# DOCUMENT PASSAGE:
☆ ☆ ☆

Financial fallout of coronavirus has hit nonprofits hard. Here's how Congress can help.

Due to the infectious nature of COVID-19, the public fundraising events on which nonprofit organizations rely have dried up completely.

Rogers Hoyt Jr.
Opinion contributor

The COVID-19 pandemic has taken an unprecedented toll on every American's way of life. Sports seasons have been canceled or postponed indefinitely, and main streets across America now resemble ghost towns more than the bustling hubs of commerce they once were.

When Congress rightly passed the CARES Act to provide a financial lifeline to individuals and small businesses, there was one significant omission. Despite facing many of the same challenges as other businesses, mid-size charitable organizations were left with few options to sufficiently address their unique challenges.

Nonprofits employ a workforce of 12.3 million people nationwide who have dedicated their lives to achieving their mission and giving back to their communities. Many have become institutions of American life — practically synonymous with the causes they represent.

Ducks Unlimited, recognized internationally as the leader in wetlands and waterfowl habitat conservation, has been expanding its mission to protect and restore landscapes since its founding in 1937.

☆ ☆ ☆

# DATA:

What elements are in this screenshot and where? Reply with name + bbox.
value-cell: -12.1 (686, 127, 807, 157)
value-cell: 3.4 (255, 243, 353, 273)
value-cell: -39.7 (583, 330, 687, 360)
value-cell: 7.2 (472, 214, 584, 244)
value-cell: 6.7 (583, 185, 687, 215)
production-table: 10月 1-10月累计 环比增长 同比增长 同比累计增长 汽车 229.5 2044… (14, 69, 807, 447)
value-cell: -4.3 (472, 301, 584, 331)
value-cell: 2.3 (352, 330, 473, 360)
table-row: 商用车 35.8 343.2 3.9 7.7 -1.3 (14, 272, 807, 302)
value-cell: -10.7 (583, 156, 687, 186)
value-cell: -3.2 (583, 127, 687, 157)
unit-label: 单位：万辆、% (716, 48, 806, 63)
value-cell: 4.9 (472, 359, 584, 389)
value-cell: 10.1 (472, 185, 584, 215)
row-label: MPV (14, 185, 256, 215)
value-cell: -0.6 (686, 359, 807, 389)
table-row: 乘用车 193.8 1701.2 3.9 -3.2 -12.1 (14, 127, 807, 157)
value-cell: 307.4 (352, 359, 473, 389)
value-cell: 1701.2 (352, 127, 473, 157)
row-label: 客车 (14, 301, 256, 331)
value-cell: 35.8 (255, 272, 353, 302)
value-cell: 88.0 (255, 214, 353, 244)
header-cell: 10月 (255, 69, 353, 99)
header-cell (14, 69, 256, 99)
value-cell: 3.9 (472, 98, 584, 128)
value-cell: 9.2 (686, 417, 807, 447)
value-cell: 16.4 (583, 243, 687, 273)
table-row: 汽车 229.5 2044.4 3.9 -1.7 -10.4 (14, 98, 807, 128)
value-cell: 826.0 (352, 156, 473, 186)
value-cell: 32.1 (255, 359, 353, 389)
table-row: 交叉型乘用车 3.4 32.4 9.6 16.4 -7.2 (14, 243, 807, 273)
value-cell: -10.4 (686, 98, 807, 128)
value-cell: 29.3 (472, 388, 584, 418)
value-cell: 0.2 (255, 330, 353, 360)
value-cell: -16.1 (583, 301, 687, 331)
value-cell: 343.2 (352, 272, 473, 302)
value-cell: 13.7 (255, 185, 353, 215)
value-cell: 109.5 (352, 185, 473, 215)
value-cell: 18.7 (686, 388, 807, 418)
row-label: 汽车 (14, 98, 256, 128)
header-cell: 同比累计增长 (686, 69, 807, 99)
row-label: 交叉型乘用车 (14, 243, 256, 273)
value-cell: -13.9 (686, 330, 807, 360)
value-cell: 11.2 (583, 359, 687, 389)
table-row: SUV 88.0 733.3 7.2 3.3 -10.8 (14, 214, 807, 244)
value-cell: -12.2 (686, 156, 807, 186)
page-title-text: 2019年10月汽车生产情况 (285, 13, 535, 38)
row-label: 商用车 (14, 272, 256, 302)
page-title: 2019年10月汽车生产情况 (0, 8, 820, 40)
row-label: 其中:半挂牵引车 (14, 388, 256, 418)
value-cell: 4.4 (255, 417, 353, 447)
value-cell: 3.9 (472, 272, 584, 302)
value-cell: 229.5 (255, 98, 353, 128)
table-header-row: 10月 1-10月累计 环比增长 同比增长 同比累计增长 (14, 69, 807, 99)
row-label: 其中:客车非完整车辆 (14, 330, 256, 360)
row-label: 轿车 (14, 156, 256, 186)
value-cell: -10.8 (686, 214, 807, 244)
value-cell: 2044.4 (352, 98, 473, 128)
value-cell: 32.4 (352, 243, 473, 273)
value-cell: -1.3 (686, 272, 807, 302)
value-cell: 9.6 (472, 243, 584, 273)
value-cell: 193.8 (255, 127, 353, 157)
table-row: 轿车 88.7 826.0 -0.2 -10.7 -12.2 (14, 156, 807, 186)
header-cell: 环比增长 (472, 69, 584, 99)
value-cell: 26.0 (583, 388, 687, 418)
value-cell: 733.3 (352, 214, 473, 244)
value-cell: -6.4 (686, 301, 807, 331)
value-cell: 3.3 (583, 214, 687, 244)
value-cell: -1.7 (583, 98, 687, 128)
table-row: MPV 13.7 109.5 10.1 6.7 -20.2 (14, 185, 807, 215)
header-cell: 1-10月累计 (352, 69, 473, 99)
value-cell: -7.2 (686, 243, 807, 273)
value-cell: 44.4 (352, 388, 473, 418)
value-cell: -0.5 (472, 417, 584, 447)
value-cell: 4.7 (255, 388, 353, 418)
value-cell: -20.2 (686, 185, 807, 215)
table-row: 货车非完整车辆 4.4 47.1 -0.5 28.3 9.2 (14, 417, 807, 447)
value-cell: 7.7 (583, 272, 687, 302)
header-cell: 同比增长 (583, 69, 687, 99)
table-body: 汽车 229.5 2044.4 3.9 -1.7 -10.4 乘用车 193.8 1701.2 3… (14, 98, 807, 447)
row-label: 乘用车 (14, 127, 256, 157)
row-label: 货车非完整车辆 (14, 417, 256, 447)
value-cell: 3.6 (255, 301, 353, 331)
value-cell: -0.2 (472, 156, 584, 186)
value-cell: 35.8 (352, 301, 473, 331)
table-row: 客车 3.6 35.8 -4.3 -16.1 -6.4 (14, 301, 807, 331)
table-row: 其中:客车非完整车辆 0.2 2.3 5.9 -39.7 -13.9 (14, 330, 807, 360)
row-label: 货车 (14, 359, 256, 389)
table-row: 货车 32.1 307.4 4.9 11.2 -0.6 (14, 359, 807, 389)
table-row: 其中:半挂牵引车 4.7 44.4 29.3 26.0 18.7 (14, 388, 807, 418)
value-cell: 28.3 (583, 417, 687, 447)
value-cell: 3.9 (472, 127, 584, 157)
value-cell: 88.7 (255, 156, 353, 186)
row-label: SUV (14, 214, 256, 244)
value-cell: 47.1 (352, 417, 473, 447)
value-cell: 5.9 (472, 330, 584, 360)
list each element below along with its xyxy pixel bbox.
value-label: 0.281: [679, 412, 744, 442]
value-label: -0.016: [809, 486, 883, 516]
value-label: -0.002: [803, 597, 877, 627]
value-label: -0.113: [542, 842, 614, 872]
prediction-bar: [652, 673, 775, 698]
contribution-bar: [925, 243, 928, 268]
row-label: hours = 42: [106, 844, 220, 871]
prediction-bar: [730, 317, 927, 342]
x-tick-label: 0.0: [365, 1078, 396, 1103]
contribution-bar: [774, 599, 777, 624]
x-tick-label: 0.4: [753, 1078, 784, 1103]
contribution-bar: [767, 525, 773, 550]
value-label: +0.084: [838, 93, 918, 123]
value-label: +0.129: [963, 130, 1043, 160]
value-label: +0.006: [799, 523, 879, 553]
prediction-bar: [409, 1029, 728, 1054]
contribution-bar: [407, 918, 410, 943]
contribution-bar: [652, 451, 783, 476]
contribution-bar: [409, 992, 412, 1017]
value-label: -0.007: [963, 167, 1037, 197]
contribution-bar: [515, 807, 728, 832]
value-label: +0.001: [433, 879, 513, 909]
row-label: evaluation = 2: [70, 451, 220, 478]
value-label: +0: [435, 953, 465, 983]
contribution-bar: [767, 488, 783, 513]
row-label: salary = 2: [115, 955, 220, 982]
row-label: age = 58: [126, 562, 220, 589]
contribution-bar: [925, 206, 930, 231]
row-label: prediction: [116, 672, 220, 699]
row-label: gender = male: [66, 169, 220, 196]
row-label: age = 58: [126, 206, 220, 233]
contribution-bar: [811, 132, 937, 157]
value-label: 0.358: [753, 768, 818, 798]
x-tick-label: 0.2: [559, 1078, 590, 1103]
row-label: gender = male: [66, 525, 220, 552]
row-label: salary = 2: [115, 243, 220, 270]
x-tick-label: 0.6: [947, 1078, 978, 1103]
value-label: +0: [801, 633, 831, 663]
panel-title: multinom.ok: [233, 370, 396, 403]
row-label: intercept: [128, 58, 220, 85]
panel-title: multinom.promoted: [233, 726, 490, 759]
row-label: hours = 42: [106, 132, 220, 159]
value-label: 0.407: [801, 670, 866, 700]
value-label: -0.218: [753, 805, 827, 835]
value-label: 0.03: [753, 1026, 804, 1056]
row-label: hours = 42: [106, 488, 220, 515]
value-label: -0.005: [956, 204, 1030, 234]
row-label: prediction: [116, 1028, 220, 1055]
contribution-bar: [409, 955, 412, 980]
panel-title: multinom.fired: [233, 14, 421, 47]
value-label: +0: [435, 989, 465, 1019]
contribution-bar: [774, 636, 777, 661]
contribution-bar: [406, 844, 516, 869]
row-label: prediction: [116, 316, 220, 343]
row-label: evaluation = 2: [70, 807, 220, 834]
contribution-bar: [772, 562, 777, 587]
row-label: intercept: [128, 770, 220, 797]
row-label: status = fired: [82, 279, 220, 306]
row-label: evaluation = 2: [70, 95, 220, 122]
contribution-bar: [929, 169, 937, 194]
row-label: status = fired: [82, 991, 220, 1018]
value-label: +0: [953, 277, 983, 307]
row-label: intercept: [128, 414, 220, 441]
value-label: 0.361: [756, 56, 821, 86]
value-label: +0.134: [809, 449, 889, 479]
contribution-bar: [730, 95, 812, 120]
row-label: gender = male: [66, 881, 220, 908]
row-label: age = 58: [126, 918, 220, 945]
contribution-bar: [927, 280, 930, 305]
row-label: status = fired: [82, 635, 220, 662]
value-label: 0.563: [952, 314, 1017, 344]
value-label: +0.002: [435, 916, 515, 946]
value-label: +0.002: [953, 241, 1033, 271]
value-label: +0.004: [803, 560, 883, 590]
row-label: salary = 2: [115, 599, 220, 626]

☆ ☆ ☆

# TASKS TO CARRY OUT:
(A) In the opinion piece on nonprofits, how many people do nonprofits employ nationwide?
(B) Pick up the opinion piece on nonprofits after its last sentence and keep writing.
The listing has nothing to do with the opinion piece on nonprofits.

# RESULTS IN ORDER:
(A) 12.3 million people

(B)
With active projects in 335 counties in 39 different states, the widespread influence of Ducks Unlimited and impact of its mission is evident. Since July 2019, Ducks Unlimited has employed more than 1,500 local contractors and small businesses while injecting more than $81 million into those economies. In doing so, our organization has provided greater opportunities to enjoy nature, a vital resource during the current shelter-in-place guidelines across the country. In addition, the organization's projects have made water and air cleaner, providing a more sustainable and enjoyable future in the communities where we work.

Thousands of events canceled

Unfortunately, due to the infectious nature of COVID-19, the public fundraising events on which nonprofit organizations heavily rely have dried up completely. With many Americans unable to work and focused on keeping their families safe, charitable contributions have dramatically declined.

Ducks Unlimited has already canceled or postponed more than 2,000 events across the country, resulting in an estimated loss of nearly $21 million in revenue. When our communities need them the most, furloughs, drastic budget cuts and layoffs are sadly becoming a growing part of the new reality for most nonprofit organizations around the country.

In this new and unavoidable reality, nonprofit organizations are in a fight for survival. If we’re to continue to rely on the many services charitable organizations provide to our communities, we need to help them win this fight.

Bipartisan proposal offers lifeline

Fortunately, Rep. Seth Moulton, D-Mass., and Rep. Brian Fitzpatrick, R-Penn., are offering one bipartisan solution — the Save our Organizations that Serve Act. This bill provides the same relief to many nonprofits that other businesses are already receiving by expanding eligibility for nonprofits to receive forgivable loans to help make payroll and pay operating expenses.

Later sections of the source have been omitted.